====== RECORDS TO PROCESS

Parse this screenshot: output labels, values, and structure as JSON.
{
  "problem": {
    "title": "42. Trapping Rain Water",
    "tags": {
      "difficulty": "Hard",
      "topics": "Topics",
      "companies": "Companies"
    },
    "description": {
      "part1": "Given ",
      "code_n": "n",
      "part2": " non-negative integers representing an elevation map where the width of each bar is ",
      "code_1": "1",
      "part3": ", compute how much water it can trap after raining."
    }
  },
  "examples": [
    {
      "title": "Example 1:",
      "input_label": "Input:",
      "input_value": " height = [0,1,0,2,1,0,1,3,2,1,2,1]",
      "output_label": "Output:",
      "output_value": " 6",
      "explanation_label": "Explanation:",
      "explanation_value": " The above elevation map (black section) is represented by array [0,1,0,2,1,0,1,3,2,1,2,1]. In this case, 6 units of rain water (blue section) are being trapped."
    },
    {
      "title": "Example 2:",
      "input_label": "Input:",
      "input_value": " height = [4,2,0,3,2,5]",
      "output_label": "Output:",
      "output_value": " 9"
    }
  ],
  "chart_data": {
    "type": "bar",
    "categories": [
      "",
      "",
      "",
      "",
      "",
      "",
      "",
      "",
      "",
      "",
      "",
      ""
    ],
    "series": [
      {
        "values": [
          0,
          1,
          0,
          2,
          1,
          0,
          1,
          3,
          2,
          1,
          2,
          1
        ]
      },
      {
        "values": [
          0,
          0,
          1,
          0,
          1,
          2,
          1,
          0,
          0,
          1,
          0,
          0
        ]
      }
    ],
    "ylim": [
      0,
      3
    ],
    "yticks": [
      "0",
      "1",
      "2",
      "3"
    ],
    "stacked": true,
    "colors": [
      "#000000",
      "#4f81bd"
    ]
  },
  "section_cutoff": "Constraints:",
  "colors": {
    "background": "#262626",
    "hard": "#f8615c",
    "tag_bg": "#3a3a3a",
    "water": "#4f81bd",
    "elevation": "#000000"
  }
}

============

### WRITTEN INSTRUCTION:
Write out every record, exactly as written.

### RESPONSE BELOW:
Parse this screenshot: output labels, values, and structure as JSON.
{
  "problem": {
    "title": "42. Trapping Rain Water",
    "tags": {
      "difficulty": "Hard",
      "topics": "Topics",
      "companies": "Companies"
    },
    "description": {
      "part1": "Given ",
      "code_n": "n",
      "part2": " non-negative integers representing an elevation map where the width of each bar is ",
      "code_1": "1",
      "part3": ", compute how much water it can trap after raining."
    }
  },
  "examples": [
    {
      "title": "Example 1:",
      "input_label": "Input:",
      "input_value": " height = [0,1,0,2,1,0,1,3,2,1,2,1]",
      "output_label": "Output:",
      "output_value": " 6",
      "explanation_label": "Explanation:",
      "explanation_value": " The above elevation map (black section) is represented by array [0,1,0,2,1,0,1,3,2,1,2,1]. In this case, 6 units of rain water (blue section) are being trapped."
    },
    {
      "title": "Example 2:",
      "input_label": "Input:",
      "input_value": " height = [4,2,0,3,2,5]",
      "output_label": "Output:",
      "output_value": " 9"
    }
  ],
  "chart_data": {
    "type": "bar",
    "categories": [
      "",
      "",
      "",
      "",
      "",
      "",
      "",
      "",
      "",
      "",
      "",
      ""
    ],
    "series": [
      {
        "values": [
          0,
          1,
          0,
          2,
          1,
          0,
          1,
          3,
          2,
          1,
          2,
          1
        ]
      },
      {
        "values": [
          0,
          0,
          1,
          0,
          1,
          2,
          1,
          0,
          0,
          1,
          0,
          0
        ]
      }
    ],
    "ylim": [
      0,
      3
    ],
    "yticks": [
      "0",
      "1",
      "2",
      "3"
    ],
    "stacked": true,
    "colors": [
      "#000000",
      "#4f81bd"
    ]
  },
  "section_cutoff": "Constraints:",
  "colors": {
    "background": "#262626",
    "hard": "#f8615c",
    "tag_bg": "#3a3a3a",
    "water": "#4f81bd",
    "elevation": "#000000"
  }
}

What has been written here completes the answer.